- Activity list
1. According to the article on in-app purchases in children's apps, what do Playmobil's Adventure Treasure Island sets cost in Toys R Us?
2. Write the next few paragraphs of the article on in-app purchases in children's apps, picking up after its final sentence.

--- Reading text Enclosed Below ---

Because understand this: there are many more parents who won’t have locked their IAP settings down than there are parents who’d be willing to blow 70 quid on virtual items for their children. Each new media report of a monster iTunes bill gives you even less excuse to plead ignorance of this fact.
Is £69.99 IAP in a Playmobil game less acceptable than an £84.99 physical toy?
Freemium business models, especially in games, are based around removing the ceiling on how much people can pay, if they want to. With adults, that’s fair enough. Take your choice, pay your money (or not), and if a game feels over-aggressive with its expectation of payments, play something else.
With children, it’s different. A common view among game developers – epitomised by this column by consultant Will Luton, who puts the case persuasively – is that IAP is no different to physical toys when it comes to children. Why is it fine for Playmobil to sell £84.99 Adventure Treasure Island sets in Toys R Us, but not £69.99 IAP in the app stores?
One: my five year-old will be given short shrift if he wanders into Toys R Us clutching my credit card. Two: virtual items are consumable items – they run out. They’re like sweets, not like physical toys. Many children, when presented with 70 quid’s worth of gems, stars or bones, will blow through them as fast as possible then come back asking for more.
Which is a case of parental responsibility, of course – saying "no" firmly – but how much trust will parents have in apps and games trying to tap into this pestering dynamic?
That’s a key word in this debate: trust. If parents don’t trust an app or its developer, they’ll delete it straight away. Indeed, based on my entirely unscientific survey of other parents, an increasing number are deciding not to install apps with IAP in the first place.
There are many children’s developers winning trust from parents by eschewing IAP and in-app ads, and there are others using IAP responsibly – Me Books with its in-app store for digital storybooks, Magic Town with its in-app subscription for parents, Mibblio with its a la carte interactive songs, and plenty more.
Small purchases, controlled by parents. IAP in children’s apps isn’t bad, but scammy, over-aggressive and/or naive use of IAP in children’s apps is most definitely bad. Developers shouldn’t do it, and app store owners should be cracking down on it in their approval processes.
There are challenges for developers that shouldn’t be ignored. For one, there are a number of popular all-ages apps that are played by lots of kids.

--- End of Enclosed Reading text ---
--- Entries shown Enclosed Below ---

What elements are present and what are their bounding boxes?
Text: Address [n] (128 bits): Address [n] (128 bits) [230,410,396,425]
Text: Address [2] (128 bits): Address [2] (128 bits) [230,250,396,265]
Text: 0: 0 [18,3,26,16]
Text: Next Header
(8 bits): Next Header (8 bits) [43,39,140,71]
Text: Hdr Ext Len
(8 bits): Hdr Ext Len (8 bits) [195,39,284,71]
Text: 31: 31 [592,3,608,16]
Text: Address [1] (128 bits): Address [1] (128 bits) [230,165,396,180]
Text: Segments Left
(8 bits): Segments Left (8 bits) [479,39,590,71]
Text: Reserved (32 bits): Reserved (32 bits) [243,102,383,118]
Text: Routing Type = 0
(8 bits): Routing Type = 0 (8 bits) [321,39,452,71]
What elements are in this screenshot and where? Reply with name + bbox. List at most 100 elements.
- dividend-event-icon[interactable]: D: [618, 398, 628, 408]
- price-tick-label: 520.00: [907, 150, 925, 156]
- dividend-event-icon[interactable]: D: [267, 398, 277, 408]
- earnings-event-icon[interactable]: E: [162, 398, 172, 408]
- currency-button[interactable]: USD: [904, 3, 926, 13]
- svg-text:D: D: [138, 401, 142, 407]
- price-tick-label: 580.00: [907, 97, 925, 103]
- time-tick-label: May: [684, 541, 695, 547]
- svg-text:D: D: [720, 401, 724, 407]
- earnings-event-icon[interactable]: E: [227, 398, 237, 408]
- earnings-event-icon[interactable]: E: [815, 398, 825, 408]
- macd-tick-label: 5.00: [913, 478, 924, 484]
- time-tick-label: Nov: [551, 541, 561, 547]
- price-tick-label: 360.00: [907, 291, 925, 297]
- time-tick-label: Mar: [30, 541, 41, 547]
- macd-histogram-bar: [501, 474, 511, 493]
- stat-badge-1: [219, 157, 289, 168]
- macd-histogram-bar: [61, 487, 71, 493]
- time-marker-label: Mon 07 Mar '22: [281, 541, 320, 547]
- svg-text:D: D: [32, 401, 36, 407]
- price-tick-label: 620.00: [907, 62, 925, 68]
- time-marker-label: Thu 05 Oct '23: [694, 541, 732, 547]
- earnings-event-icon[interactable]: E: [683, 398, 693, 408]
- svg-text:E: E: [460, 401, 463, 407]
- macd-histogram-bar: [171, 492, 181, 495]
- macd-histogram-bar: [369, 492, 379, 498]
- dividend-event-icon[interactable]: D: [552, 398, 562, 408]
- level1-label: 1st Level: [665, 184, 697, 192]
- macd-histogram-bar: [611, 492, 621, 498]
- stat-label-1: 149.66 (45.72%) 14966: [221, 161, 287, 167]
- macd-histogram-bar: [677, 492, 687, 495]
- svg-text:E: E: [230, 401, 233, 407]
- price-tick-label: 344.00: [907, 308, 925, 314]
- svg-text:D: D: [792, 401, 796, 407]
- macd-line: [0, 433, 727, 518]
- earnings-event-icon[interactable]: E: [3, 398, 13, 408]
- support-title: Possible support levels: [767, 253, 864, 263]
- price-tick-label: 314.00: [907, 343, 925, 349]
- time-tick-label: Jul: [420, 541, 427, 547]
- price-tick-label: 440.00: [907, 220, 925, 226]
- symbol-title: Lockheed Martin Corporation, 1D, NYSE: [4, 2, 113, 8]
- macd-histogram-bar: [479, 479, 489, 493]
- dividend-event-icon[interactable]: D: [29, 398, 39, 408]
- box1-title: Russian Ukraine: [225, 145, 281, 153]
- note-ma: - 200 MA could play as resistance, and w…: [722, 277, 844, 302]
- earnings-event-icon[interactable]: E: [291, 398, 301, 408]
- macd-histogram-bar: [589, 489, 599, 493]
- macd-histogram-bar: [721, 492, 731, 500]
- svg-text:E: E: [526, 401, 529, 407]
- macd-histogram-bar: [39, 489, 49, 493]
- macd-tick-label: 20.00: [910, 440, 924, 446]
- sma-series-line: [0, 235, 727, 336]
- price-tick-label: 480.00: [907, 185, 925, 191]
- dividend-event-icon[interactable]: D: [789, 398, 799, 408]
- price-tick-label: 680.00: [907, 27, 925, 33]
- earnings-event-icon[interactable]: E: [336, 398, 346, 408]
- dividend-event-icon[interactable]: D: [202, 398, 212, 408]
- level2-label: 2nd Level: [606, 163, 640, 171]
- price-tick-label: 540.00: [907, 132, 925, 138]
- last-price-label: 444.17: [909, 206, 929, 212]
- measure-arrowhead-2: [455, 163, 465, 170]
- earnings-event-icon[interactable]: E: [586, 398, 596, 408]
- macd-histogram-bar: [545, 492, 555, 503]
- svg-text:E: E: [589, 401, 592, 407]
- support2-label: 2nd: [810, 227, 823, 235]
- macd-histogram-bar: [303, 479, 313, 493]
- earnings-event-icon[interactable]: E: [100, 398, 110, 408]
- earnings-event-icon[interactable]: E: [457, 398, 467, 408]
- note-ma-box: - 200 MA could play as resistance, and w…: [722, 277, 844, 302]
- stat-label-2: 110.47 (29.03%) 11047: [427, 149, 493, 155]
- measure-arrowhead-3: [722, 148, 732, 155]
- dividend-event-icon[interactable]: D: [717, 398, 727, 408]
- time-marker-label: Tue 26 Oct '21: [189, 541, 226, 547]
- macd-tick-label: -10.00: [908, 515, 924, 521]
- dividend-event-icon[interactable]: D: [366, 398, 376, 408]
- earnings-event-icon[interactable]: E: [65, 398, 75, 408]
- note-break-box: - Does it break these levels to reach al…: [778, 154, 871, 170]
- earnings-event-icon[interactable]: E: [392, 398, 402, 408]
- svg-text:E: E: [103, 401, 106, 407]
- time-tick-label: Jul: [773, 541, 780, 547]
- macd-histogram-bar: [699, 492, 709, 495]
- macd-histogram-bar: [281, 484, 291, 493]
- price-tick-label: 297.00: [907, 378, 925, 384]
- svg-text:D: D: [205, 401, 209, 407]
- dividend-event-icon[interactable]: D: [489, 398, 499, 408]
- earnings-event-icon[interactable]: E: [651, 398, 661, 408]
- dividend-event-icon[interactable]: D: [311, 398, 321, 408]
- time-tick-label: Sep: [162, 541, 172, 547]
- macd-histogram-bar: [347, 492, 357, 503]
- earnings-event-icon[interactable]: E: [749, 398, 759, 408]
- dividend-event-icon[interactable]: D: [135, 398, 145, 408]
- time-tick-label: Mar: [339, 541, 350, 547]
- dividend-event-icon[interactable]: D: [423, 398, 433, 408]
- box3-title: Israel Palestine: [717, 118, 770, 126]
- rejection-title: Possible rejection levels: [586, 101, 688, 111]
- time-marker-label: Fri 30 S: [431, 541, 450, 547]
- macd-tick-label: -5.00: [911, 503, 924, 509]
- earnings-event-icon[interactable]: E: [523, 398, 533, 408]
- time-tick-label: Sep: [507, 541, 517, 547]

--- End of Enclosed Entries shown ---

- Answers to the exercises
1. £84.99

2.
The Angry Birds, Temple Run and Cut the Rope games are good examples: getting to grips with using IAP as part or all of their business models, with an awareness that children are among their biggest fans. Shrek isn’t just for kids, you could also argue.
The debate is happening within the industry. Earlier in 2012, I took part in an online debate for the Gamesbrief website on how Apple should help parents control their kids’ IAP spending, with a variety of views coming through.
There’s also the challenge of selling paid apps to parents. Some developers are managing it, but a lot of wonderful children’s apps are being released as paid titles with no IAP or ads, and sinking without a trace on the App Store.
When I talk to fellow parents, it’s surprising how many say in the same breath that they won’t let their kids play anything with IAP, yet also that they only download free apps for those children. This contradiction is putting pressure on developers trying to a.) make great apps and b.) stay in business.
Perhaps the media reports of kids overspending on IAP will change things, persuading more parents to pay for high-quality apps, or spend more time figuring out which apps use IAP in an ethical way.
Perhaps parent power and more responsibility from developers and app store owners will ensure the best apps succeed and the scammy or over-aggressive apps fade away.
Or perhaps this sector will need to be regulated to kingdom come to protect parents and children – a process that could snuff out some of the ethical, un-scammy business models that are still evolving.
That’s the stark choice facing the industry at the start of 2013. Let’s hope their response is more like ninjas, and less like zombies.